INSTRUCTIONS TO FOLLOW = Separate out the lines that hold "Halifax".
_____
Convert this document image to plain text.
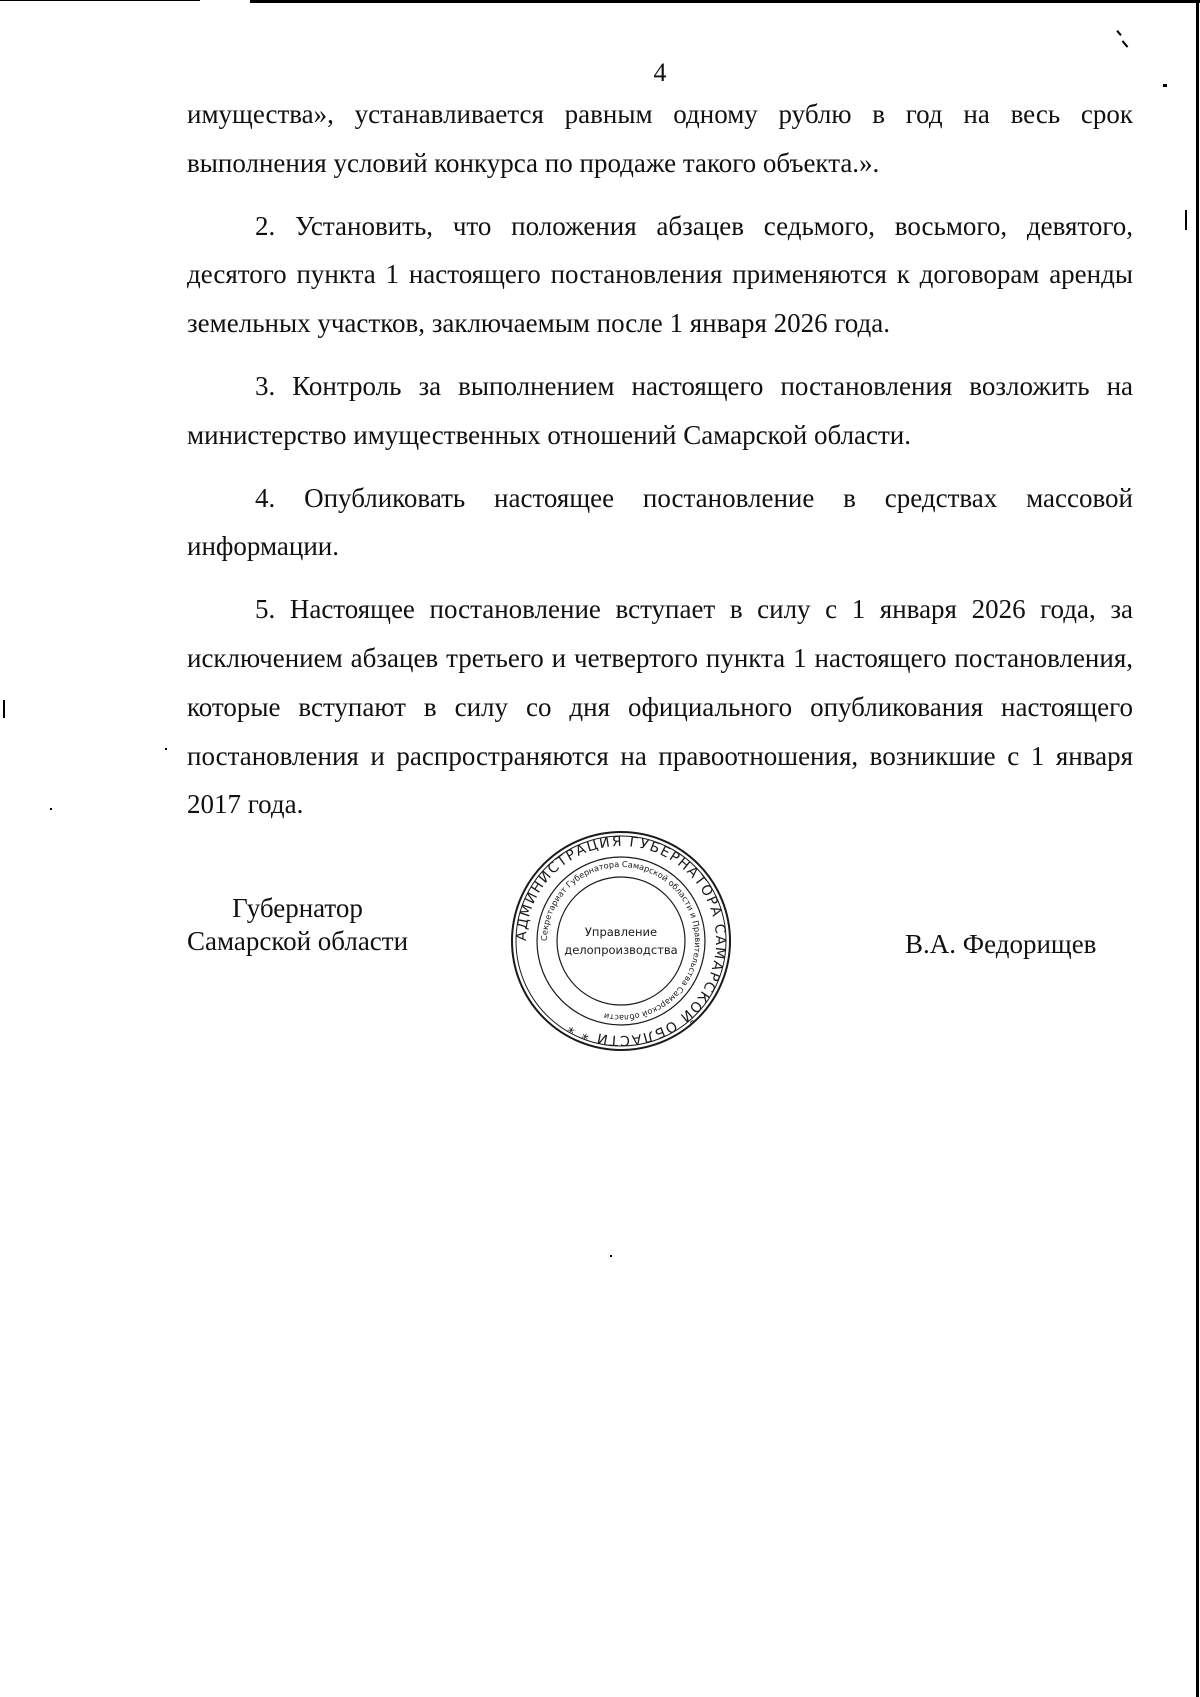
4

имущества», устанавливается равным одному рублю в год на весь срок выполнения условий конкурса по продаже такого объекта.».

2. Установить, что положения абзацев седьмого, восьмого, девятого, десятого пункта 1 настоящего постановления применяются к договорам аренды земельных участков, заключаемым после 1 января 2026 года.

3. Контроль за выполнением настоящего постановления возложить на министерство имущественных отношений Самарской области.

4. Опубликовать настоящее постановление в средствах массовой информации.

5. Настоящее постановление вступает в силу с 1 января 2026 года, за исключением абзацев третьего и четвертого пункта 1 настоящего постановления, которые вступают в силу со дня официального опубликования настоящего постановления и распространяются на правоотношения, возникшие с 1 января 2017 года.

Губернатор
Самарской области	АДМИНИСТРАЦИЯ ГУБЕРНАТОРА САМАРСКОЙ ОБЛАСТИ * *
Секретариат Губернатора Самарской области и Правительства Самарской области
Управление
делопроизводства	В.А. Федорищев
_____
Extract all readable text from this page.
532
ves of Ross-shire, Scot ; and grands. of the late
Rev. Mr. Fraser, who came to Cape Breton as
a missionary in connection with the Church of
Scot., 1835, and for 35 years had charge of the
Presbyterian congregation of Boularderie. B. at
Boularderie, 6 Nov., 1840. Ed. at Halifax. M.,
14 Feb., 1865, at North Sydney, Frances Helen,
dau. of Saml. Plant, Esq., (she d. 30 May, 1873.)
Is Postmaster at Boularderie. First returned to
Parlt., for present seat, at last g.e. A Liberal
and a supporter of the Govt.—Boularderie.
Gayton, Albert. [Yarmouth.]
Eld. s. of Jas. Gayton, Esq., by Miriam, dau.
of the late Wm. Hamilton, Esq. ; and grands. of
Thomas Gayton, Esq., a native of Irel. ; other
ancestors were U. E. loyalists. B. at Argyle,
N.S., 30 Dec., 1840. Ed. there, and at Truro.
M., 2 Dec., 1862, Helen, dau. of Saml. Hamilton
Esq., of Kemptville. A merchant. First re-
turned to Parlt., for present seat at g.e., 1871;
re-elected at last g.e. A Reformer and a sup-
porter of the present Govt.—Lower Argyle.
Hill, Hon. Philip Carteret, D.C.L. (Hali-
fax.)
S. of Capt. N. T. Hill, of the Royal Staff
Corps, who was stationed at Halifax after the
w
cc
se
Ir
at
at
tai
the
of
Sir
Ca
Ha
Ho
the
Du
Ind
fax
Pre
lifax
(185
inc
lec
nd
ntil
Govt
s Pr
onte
_____
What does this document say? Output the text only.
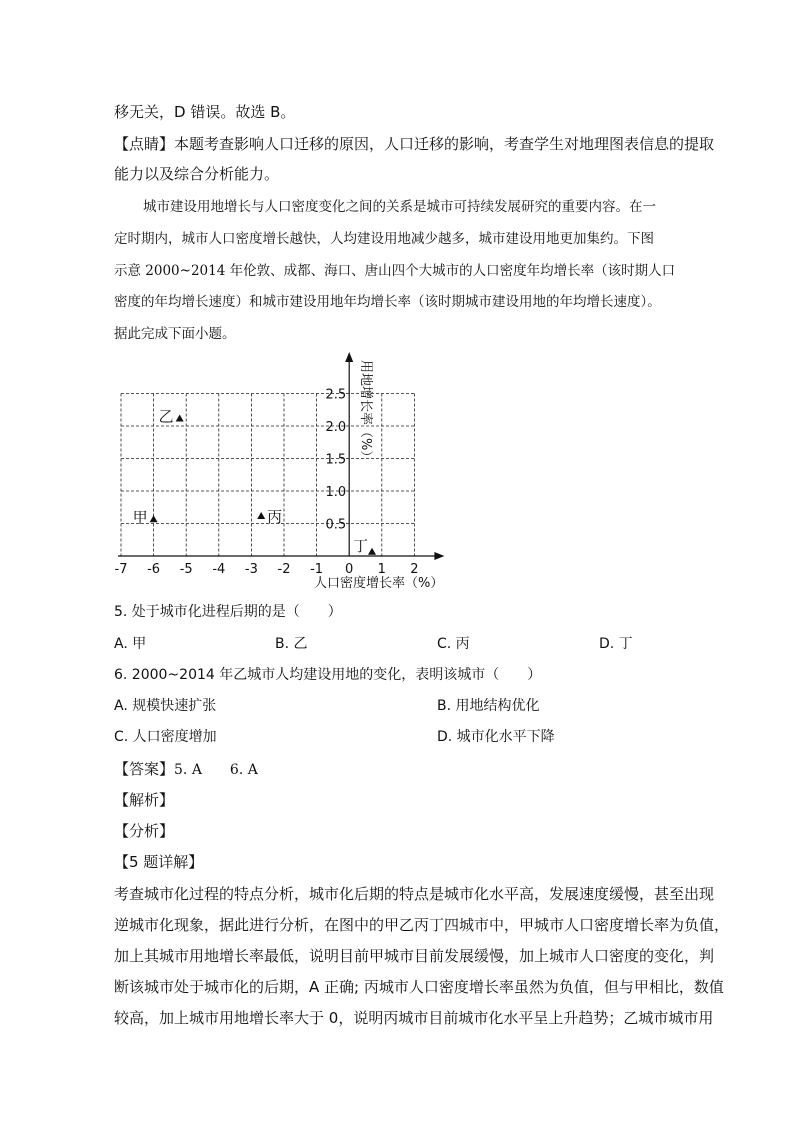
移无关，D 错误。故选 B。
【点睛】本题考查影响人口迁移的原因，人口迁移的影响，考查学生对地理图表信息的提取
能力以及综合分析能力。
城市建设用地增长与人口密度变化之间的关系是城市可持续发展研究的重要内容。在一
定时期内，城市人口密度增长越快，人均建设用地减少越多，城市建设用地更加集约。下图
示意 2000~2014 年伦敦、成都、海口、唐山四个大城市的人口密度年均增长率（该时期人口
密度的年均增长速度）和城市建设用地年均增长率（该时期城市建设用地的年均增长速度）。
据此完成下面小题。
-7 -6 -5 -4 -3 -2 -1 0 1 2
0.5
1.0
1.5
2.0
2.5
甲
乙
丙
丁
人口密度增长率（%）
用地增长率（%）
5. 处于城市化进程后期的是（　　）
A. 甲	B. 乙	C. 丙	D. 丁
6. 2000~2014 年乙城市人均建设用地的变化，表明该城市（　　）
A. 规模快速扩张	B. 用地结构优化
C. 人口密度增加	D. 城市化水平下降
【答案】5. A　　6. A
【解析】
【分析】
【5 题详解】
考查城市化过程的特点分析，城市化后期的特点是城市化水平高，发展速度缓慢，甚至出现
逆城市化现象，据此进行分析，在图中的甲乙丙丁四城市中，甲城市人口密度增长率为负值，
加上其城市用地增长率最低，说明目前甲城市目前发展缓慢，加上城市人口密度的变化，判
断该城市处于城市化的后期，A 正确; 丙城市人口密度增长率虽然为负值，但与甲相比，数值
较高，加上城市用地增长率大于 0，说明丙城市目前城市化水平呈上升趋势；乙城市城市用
_____
EXERCISE OUTPUT =
Boularderie, 6 Nov., 1840. Ed. at Halifax. M.,
Corps, who was stationed at Halifax after the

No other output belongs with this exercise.